Questions on the material:
**a)** Quote the article on the flu jab as a leadership issue word for word, from "There are additional" up to and including "visiting a surgery.".
**b)** Write what comes next in the article on the flu jab as a leadership issue, picking up right after its last sentence.

Study text:

----------

Authenticated user menu

Search
0
Article
25 September 2020
Total views

Covid-19: the flu jab is now a critical leadership issue

Acknowledging what is being termed the ‘double danger’ of flu and coronavirus this winter - particularly following new Public Health England research[1] showing those with flu and Covid-19 are at greater risk of severe illness and death - Professor Mayur Lakhani and Dr Tony Berendt discuss the need for doctors to take a strategic approach with the effective vaccine we have against flu, and lead from every level and sector of the NHS, over the coming weeks.

Professor Mayur Lakhani, FMLM Chair, GP and CCG Lead 

My experience as a working GP in Leicester compels me to change mindsets and encourage everyone to take flu as seriously as we do childhood immunisations or cancer screening. After all, it is a highly contagious disease that claims a great number of lives each year. [2]

There are additional challenges this year – more eligible patients, more ambitious targets, greater infection prevention measures and social distancing, as well as vulnerable patients who are worried and concerned about visiting a surgery.

We also need to be concerned for staff – keeping them safe from seasonal flu while working with patients towards service restoration, recovery and reset is crucial.

I have been asking medical leaders to get behind flu vaccination as never before, to make the step change in vaccination coverage, by: leading the way and having the vaccine; being an ambassador and promoting the vaccine –  to patients as well as health and care workers; being thorough in utilising the available data and contacting patients in the target groups; and by making every contact count in offering the vaccine to those eligible.

This is also a major opportunity to start tackling health inequalities – as a working GP, I see the inverse care law in action every flu season, where the people most in need of flu vaccination are often the least likely to receive it. So, we need to overcome every barrier possible to ensure the most vulnerable and at-risk patients (and all staff) get the vaccination. In Leicester, during the Covid lockdown, we have utilised those with skills in other languages to get into the heart of local communities. With the flu vaccination, we need to reach out to those communities who do not generally engage with healthcare or mainstream media.

This is the year to be creative and innovative and apply the kind of leadership that overcomes all possible barriers.

Dr Anthony Berendt, FMLM Senior Fellow, Executive Coach in Leadership Development and former Executive Medical Director 

I am often asked, by doctors at all stages of their career, how they can start developing leadership skills. It is an understandable question but one that demonstrates a misunderstanding that once put right, can unlock a lifetime of leadership. And as we reflect on 2020 being ‘the year above all years’ when we need high rates of uptake of flu vaccine – ahead of the second UK surge of the SARS-CoV-2 pandemic – this is a good moment to expose that misunderstanding.

----------

Information given:
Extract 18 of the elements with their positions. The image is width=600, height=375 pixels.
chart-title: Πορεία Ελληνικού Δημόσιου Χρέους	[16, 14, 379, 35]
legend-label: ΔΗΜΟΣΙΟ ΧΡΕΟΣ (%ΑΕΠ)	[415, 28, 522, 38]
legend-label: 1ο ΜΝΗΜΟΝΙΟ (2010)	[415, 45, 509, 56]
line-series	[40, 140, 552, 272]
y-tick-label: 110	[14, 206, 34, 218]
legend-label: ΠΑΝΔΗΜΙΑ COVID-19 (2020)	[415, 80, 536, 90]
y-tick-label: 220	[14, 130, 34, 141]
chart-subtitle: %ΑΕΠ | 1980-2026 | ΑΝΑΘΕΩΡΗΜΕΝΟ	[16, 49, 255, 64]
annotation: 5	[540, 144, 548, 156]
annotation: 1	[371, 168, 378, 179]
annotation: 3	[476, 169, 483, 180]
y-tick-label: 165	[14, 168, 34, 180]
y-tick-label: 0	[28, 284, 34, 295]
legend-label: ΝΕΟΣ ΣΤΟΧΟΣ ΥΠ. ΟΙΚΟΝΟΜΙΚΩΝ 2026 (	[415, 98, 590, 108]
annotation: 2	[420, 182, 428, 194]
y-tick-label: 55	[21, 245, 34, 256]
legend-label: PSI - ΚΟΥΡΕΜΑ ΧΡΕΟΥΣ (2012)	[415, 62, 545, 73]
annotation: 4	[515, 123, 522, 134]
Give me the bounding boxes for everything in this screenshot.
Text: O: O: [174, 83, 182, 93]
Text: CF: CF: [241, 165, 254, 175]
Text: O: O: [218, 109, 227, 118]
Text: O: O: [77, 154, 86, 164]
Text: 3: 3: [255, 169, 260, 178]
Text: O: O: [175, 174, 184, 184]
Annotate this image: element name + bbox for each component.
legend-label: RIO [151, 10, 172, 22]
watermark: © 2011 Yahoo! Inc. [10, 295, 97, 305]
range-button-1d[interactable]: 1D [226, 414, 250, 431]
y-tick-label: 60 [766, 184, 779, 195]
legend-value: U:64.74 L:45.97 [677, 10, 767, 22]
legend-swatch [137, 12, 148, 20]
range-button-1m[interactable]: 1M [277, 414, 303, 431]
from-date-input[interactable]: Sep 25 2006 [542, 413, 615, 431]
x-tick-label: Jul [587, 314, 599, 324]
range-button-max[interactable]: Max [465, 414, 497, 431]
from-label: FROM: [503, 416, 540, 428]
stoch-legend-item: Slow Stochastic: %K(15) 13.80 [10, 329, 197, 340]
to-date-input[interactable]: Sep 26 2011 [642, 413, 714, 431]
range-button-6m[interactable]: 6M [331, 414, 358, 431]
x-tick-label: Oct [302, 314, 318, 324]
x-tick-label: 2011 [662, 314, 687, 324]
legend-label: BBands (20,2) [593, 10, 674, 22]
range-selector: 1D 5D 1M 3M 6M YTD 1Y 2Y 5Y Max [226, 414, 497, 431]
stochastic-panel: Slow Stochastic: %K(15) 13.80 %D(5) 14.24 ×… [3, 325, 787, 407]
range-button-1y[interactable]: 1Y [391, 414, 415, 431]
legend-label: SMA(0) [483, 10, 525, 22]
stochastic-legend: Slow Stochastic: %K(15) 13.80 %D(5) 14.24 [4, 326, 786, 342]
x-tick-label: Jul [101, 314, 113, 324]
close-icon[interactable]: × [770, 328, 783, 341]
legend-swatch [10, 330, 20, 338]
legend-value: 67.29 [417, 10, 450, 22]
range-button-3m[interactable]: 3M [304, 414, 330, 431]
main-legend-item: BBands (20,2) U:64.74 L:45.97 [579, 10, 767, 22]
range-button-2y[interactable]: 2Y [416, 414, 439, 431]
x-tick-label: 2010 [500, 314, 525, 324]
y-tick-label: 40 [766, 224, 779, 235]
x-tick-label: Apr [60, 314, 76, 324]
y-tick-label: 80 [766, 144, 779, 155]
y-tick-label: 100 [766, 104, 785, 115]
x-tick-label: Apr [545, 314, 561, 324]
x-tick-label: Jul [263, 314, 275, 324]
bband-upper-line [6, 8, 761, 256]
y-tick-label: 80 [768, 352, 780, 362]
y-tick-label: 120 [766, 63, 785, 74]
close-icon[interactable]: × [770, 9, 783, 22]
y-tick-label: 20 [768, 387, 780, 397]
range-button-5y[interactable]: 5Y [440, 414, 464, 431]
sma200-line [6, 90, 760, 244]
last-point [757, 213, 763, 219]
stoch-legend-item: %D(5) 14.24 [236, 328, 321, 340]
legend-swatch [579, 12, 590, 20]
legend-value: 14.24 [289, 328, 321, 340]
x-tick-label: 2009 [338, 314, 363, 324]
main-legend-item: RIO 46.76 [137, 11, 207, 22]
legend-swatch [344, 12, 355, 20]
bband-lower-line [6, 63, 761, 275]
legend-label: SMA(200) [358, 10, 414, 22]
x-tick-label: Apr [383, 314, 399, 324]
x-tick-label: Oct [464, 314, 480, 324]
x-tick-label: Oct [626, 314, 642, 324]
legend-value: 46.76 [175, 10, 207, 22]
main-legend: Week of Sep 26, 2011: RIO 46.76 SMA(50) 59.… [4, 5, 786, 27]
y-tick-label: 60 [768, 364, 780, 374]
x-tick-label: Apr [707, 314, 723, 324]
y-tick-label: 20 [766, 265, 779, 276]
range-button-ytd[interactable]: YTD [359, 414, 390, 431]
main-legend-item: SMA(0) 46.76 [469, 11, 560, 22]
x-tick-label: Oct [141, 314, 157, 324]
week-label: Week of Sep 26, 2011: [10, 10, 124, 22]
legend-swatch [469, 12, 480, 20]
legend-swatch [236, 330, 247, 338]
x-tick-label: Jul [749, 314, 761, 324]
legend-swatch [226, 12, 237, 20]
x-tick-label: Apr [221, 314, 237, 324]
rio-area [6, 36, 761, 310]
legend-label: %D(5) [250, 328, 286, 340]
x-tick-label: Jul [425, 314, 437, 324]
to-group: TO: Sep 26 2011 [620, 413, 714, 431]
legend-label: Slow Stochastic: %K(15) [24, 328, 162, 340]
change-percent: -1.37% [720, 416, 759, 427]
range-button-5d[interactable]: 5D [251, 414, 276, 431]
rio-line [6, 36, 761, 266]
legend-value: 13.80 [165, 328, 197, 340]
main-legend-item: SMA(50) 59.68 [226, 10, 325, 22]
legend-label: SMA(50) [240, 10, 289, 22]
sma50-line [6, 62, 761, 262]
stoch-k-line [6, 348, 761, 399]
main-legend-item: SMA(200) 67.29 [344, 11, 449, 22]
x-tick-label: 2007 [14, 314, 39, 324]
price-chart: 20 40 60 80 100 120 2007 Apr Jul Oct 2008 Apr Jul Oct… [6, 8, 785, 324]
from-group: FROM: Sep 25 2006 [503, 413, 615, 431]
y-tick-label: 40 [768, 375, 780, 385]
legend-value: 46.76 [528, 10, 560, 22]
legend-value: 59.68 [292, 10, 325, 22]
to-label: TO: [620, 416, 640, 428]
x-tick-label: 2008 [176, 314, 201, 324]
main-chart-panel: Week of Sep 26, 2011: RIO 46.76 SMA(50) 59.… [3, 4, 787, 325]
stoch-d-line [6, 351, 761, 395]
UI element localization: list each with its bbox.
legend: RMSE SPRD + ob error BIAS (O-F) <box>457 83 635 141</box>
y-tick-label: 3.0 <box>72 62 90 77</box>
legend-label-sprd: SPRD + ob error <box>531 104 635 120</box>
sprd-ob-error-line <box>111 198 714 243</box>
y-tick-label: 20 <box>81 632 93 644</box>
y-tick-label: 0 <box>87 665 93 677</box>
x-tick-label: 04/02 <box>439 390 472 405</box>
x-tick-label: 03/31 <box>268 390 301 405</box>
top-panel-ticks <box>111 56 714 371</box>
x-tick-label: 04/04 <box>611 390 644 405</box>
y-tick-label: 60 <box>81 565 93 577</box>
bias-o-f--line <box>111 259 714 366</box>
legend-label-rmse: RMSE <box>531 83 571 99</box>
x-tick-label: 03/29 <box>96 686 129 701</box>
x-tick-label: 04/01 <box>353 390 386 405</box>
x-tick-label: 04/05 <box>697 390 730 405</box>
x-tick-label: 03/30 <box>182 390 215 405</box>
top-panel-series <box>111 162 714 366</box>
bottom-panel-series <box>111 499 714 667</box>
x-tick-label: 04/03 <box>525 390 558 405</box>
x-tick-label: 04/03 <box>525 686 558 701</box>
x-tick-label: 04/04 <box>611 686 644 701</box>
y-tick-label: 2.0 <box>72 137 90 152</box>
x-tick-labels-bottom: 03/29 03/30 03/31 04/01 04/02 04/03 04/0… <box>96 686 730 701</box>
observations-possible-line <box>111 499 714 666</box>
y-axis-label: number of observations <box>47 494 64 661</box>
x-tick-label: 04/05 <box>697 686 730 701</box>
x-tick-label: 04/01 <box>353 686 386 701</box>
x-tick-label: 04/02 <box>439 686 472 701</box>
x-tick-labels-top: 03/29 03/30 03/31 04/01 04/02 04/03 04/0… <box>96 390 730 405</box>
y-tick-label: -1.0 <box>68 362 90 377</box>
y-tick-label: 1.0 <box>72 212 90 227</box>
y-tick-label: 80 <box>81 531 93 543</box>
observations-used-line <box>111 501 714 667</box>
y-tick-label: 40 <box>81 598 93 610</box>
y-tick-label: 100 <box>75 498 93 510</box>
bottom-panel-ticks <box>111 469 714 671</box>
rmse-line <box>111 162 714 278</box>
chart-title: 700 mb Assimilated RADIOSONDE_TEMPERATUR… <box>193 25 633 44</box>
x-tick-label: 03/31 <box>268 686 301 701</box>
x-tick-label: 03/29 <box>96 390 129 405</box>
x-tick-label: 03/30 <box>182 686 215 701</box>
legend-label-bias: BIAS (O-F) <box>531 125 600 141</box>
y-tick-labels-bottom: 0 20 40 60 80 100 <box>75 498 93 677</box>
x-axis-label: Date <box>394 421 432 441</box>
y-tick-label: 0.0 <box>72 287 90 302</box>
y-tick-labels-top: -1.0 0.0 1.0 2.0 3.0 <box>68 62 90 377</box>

----------

Answers to the exercise:
**a)**
There are additional challenges this year – more eligible patients, more ambitious targets, greater infection prevention measures and social distancing, as well as vulnerable patients who are worried and concerned about visiting a surgery.

**b)**
In a profession like medicine that is still largely hierarchical, power mostly resides in more senior individuals; partly because they have more clinical knowledge, skills and experience, which as clinicians, we ignore at our patients’ peril. But also partly because once people have power, they tend to keep it, through a combination of the opportunity their power gives them to get more (resources and influence), and the things those without power cede to the powerful, through coercion or unconscious assent.

There are many ways to think about power, including the different ways it is taken for granted; so we talk about personal power, position power, expert power, role power. This is not an exhaustive list, but it helps us to think about how someone with role power might still struggle to influence someone with a lot of expert power, or in a hierarchy, position power. And how they also might struggle if, for whatever reason, they have difficulty making the most of their personal power in a way that influences others effectively.

So, what is the misunderstanding, and what does this have to do with flu immunisation?

The misunderstanding is to assume that leadership can only be exercised through positional power, and that until you have a position – with power given by someone else – you cannot lead.

But with flu immunisation, you can lead without a formal position, at whatever level you are working in a hierarchy. You can choose to follow leaders who are promoting vaccine uptake. You can visibly have the vaccine yourself. You can initiate discussions with colleagues who do not want the vaccine and persuade and influence, one conversation at a time. Each of those conversations is a chance to exercise and develop what Steve Radcliffe calls your “leadership muscle”.[3] You can find out who is running immunisation in your part of your organisation and offer them support or practical help. You can get your colleagues doing the same and think of creative and fun ways to promote the message and get more colleagues immunised. At every opportunity you can think about how to influence helpfully, curiously, kindly, compassionately.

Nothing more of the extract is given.